| WORK TO BE COMPLETED |
Reproduce the entries word for word, and omit any picture you find in them.

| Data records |
····················

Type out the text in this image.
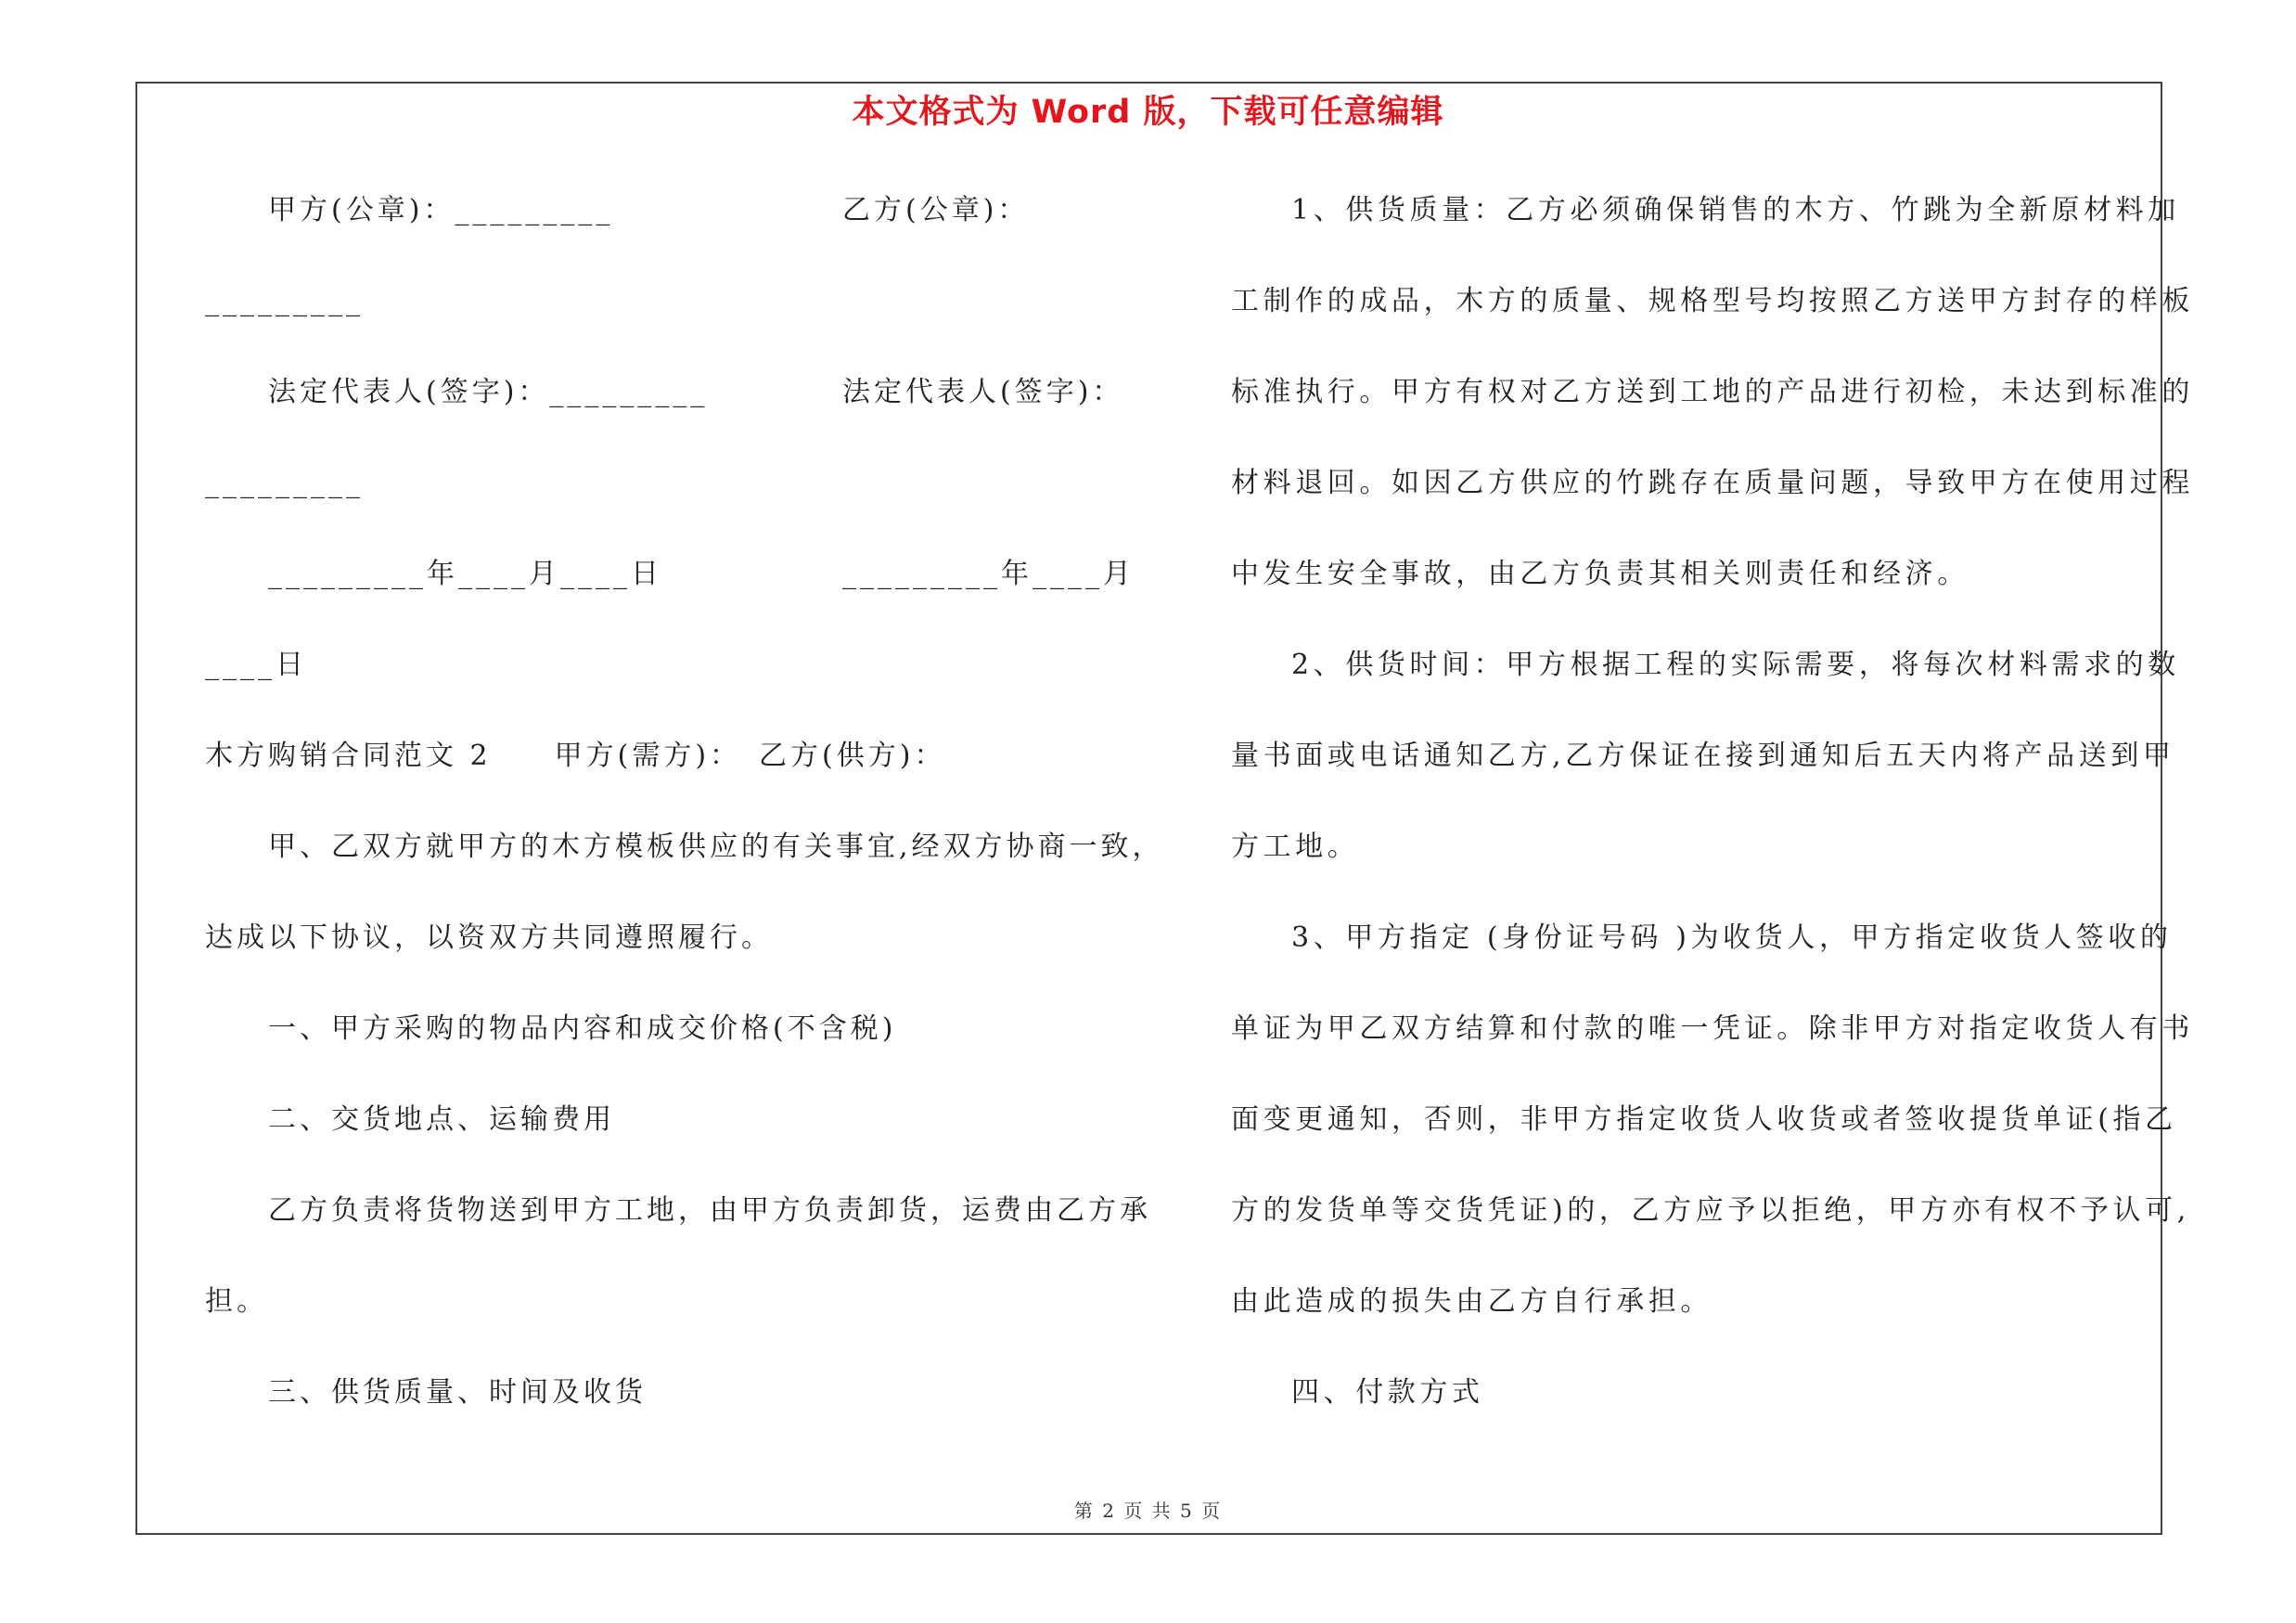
本文格式为 Word 版，下载可任意编辑
甲方(公章)：_________	乙方(公章)：
_________
法定代表人(签字)：_________	法定代表人(签字)：
_________
_________年____月____日	_________年____月
____日
木方购销合同范文 2　　甲方(需方)：　乙方(供方)：
甲、乙双方就甲方的木方模板供应的有关事宜,经双方协商一致，
达成以下协议，以资双方共同遵照履行。
一、甲方采购的物品内容和成交价格(不含税)
二、交货地点、运输费用
乙方负责将货物送到甲方工地，由甲方负责卸货，运费由乙方承
担。
三、供货质量、时间及收货
1、供货质量：乙方必须确保销售的木方、竹跳为全新原材料加
工制作的成品，木方的质量、规格型号均按照乙方送甲方封存的样板
标准执行。甲方有权对乙方送到工地的产品进行初检，未达到标准的
材料退回。如因乙方供应的竹跳存在质量问题，导致甲方在使用过程
中发生安全事故，由乙方负责其相关则责任和经济。
2、供货时间：甲方根据工程的实际需要，将每次材料需求的数
量书面或电话通知乙方,乙方保证在接到通知后五天内将产品送到甲
方工地。
3、甲方指定 (身份证号码 )为收货人，甲方指定收货人签收的
单证为甲乙双方结算和付款的唯一凭证。除非甲方对指定收货人有书
面变更通知，否则，非甲方指定收货人收货或者签收提货单证(指乙
方的发货单等交货凭证)的，乙方应予以拒绝，甲方亦有权不予认可,
由此造成的损失由乙方自行承担。
四、付款方式
第 2 页 共 5 页
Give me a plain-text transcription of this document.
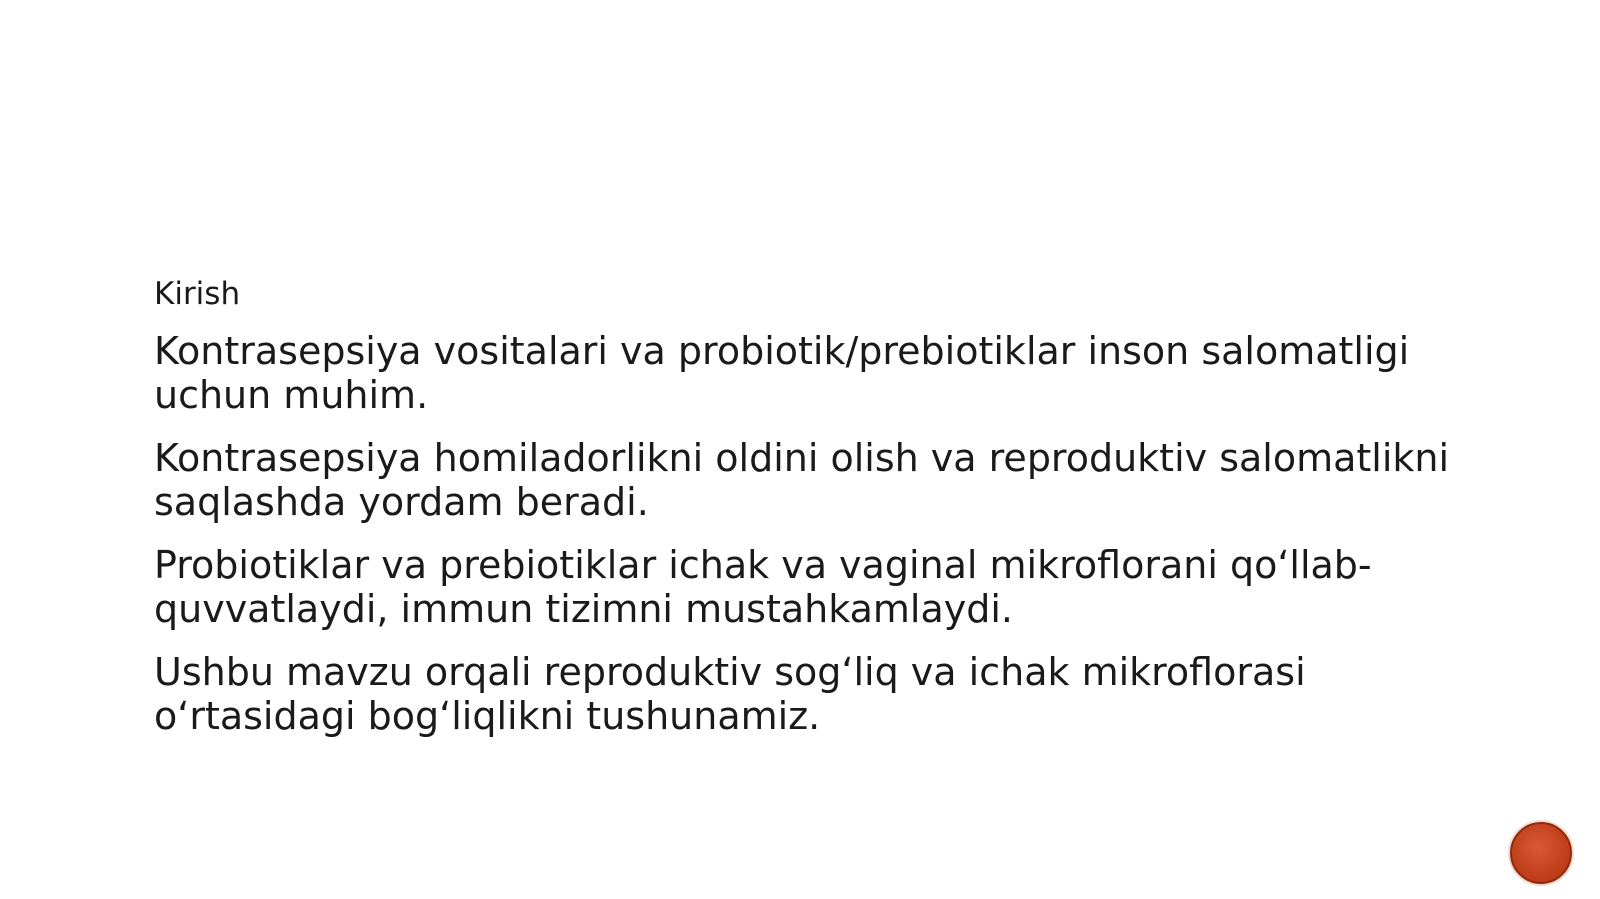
Kirish
Kontrasepsiya vositalari va probiotik/prebiotiklar inson salomatligi uchun muhim.
Kontrasepsiya homiladorlikni oldini olish va reproduktiv salomatlikni saqlashda yordam beradi.
Probiotiklar va prebiotiklar ichak va vaginal mikroflorani qo‘llab-quvvatlaydi, immun tizimni mustahkamlaydi.
Ushbu mavzu orqali reproduktiv sog‘liq va ichak mikroflorasi o‘rtasidagi bog‘liqlikni tushunamiz.
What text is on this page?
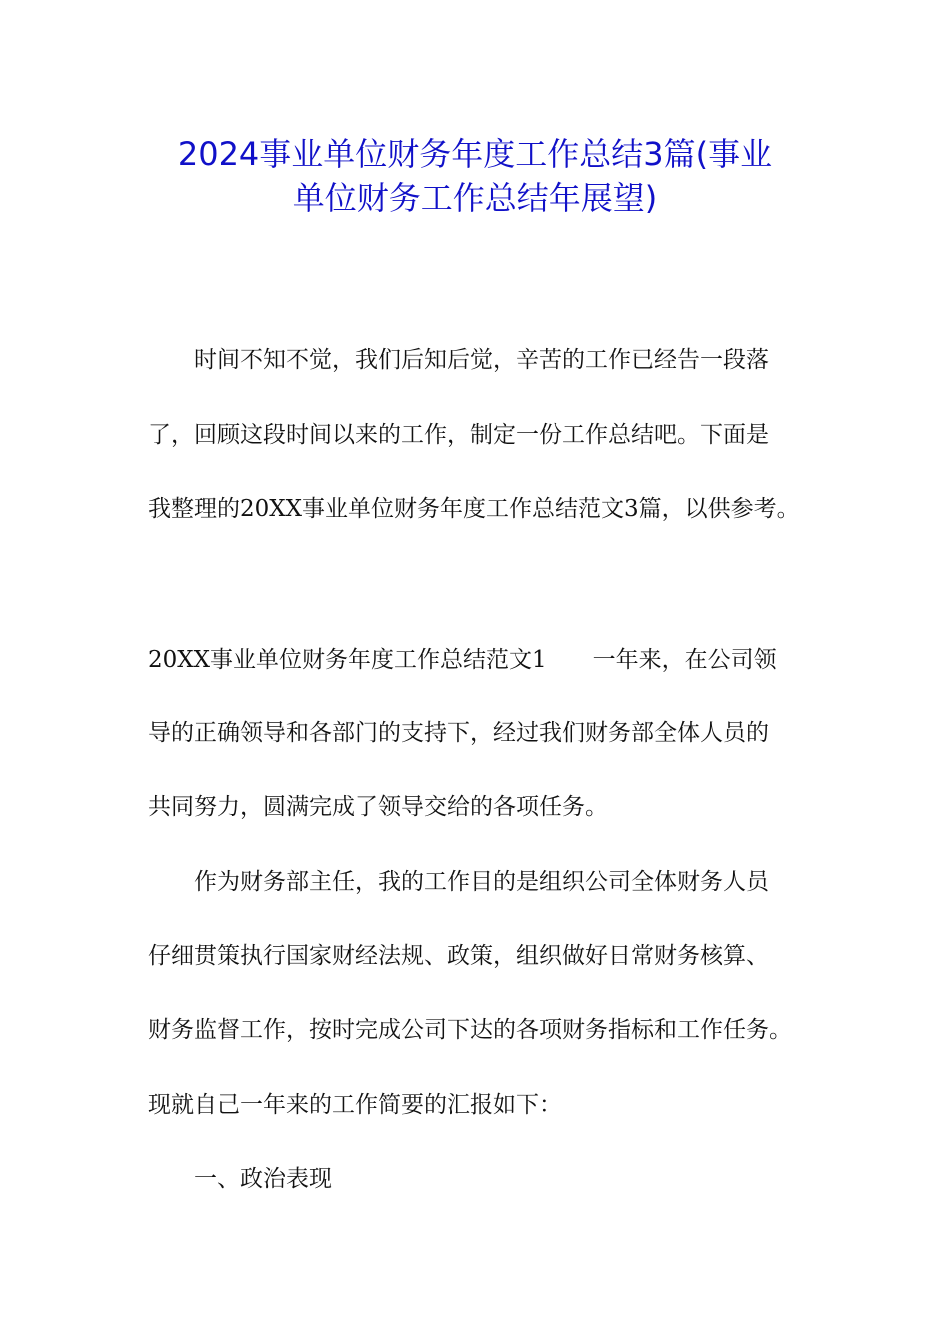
2024事业单位财务年度工作总结3篇(事业
单位财务工作总结年展望)
时间不知不觉，我们后知后觉，辛苦的工作已经告一段落
了，回顾这段时间以来的工作，制定一份工作总结吧。下面是
我整理的20XX事业单位财务年度工作总结范文3篇，以供参考。
20XX事业单位财务年度工作总结范文1　　一年来，在公司领
导的正确领导和各部门的支持下，经过我们财务部全体人员的
共同努力，圆满完成了领导交给的各项任务。
作为财务部主任，我的工作目的是组织公司全体财务人员
仔细贯策执行国家财经法规、政策，组织做好日常财务核算、
财务监督工作，按时完成公司下达的各项财务指标和工作任务。
现就自己一年来的工作简要的汇报如下：
一、政治表现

····················

| OUTPUT BELOW |
Type out the text in this image.
本文格式为 Word 版，下载可任意编辑
甲方(公章)：_________	乙方(公章)：
_________
法定代表人(签字)：_________	法定代表人(签字)：
_________
_________年____月____日	_________年____月
____日
木方购销合同范文 2　　甲方(需方)：　乙方(供方)：
甲、乙双方就甲方的木方模板供应的有关事宜,经双方协商一致，
达成以下协议，以资双方共同遵照履行。
一、甲方采购的物品内容和成交价格(不含税)
二、交货地点、运输费用
乙方负责将货物送到甲方工地，由甲方负责卸货，运费由乙方承
担。
三、供货质量、时间及收货
1、供货质量：乙方必须确保销售的木方、竹跳为全新原材料加
工制作的成品，木方的质量、规格型号均按照乙方送甲方封存的样板
标准执行。甲方有权对乙方送到工地的产品进行初检，未达到标准的
材料退回。如因乙方供应的竹跳存在质量问题，导致甲方在使用过程
中发生安全事故，由乙方负责其相关则责任和经济。
2、供货时间：甲方根据工程的实际需要，将每次材料需求的数
量书面或电话通知乙方,乙方保证在接到通知后五天内将产品送到甲
方工地。
3、甲方指定 (身份证号码 )为收货人，甲方指定收货人签收的
单证为甲乙双方结算和付款的唯一凭证。除非甲方对指定收货人有书
面变更通知，否则，非甲方指定收货人收货或者签收提货单证(指乙
方的发货单等交货凭证)的，乙方应予以拒绝，甲方亦有权不予认可,
由此造成的损失由乙方自行承担。
四、付款方式
第 2 页 共 5 页
Give me a plain-text transcription of this document.
Kirish
Kontrasepsiya vositalari va probiotik/prebiotiklar inson salomatligi uchun muhim.
Kontrasepsiya homiladorlikni oldini olish va reproduktiv salomatlikni saqlashda yordam beradi.
Probiotiklar va prebiotiklar ichak va vaginal mikroflorani qo‘llab-quvvatlaydi, immun tizimni mustahkamlaydi.
Ushbu mavzu orqali reproduktiv sog‘liq va ichak mikroflorasi o‘rtasidagi bog‘liqlikni tushunamiz.
What text is on this page?
2024事业单位财务年度工作总结3篇(事业
单位财务工作总结年展望)
时间不知不觉，我们后知后觉，辛苦的工作已经告一段落
了，回顾这段时间以来的工作，制定一份工作总结吧。下面是
我整理的20XX事业单位财务年度工作总结范文3篇，以供参考。
20XX事业单位财务年度工作总结范文1　　一年来，在公司领
导的正确领导和各部门的支持下，经过我们财务部全体人员的
共同努力，圆满完成了领导交给的各项任务。
作为财务部主任，我的工作目的是组织公司全体财务人员
仔细贯策执行国家财经法规、政策，组织做好日常财务核算、
财务监督工作，按时完成公司下达的各项财务指标和工作任务。
现就自己一年来的工作简要的汇报如下：
一、政治表现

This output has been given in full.